Retype the records below exactly as they appear.

▶ _GIVEN ENTRIES_:
(begin)
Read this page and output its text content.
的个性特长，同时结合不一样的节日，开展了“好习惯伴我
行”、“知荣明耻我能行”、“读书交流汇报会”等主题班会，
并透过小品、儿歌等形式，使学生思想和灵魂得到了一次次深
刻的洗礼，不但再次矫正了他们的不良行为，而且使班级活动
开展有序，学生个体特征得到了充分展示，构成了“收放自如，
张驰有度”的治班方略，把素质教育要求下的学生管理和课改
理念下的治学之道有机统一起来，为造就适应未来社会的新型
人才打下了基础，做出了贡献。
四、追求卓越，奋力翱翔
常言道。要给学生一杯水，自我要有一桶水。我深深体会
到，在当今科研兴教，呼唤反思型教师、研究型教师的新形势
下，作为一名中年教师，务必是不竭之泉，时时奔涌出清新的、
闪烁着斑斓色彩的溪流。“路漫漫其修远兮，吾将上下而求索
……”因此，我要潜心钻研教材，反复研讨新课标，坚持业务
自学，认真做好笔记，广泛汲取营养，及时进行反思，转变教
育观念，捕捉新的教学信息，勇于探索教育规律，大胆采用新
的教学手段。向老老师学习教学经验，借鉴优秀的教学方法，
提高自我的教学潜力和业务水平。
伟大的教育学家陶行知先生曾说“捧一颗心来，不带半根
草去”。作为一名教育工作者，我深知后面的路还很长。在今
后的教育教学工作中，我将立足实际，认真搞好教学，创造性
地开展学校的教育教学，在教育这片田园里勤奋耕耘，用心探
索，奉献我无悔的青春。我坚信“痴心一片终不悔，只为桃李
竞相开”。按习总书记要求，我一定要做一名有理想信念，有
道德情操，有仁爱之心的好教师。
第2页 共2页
(end)
▶ _ANSWER TO THE PROBLEM_:
Read this page and output its text content.
的个性特长，同时结合不一样的节日，开展了“好习惯伴我
行”、“知荣明耻我能行”、“读书交流汇报会”等主题班会，
并透过小品、儿歌等形式，使学生思想和灵魂得到了一次次深
刻的洗礼，不但再次矫正了他们的不良行为，而且使班级活动
开展有序，学生个体特征得到了充分展示，构成了“收放自如，
张驰有度”的治班方略，把素质教育要求下的学生管理和课改
理念下的治学之道有机统一起来，为造就适应未来社会的新型
人才打下了基础，做出了贡献。
四、追求卓越，奋力翱翔
常言道。要给学生一杯水，自我要有一桶水。我深深体会
到，在当今科研兴教，呼唤反思型教师、研究型教师的新形势
下，作为一名中年教师，务必是不竭之泉，时时奔涌出清新的、
闪烁着斑斓色彩的溪流。“路漫漫其修远兮，吾将上下而求索
……”因此，我要潜心钻研教材，反复研讨新课标，坚持业务
自学，认真做好笔记，广泛汲取营养，及时进行反思，转变教
育观念，捕捉新的教学信息，勇于探索教育规律，大胆采用新
的教学手段。向老老师学习教学经验，借鉴优秀的教学方法，
提高自我的教学潜力和业务水平。
伟大的教育学家陶行知先生曾说“捧一颗心来，不带半根
草去”。作为一名教育工作者，我深知后面的路还很长。在今
后的教育教学工作中，我将立足实际，认真搞好教学，创造性
地开展学校的教育教学，在教育这片田园里勤奋耕耘，用心探
索，奉献我无悔的青春。我坚信“痴心一片终不悔，只为桃李
竞相开”。按习总书记要求，我一定要做一名有理想信念，有
道德情操，有仁爱之心的好教师。
第2页 共2页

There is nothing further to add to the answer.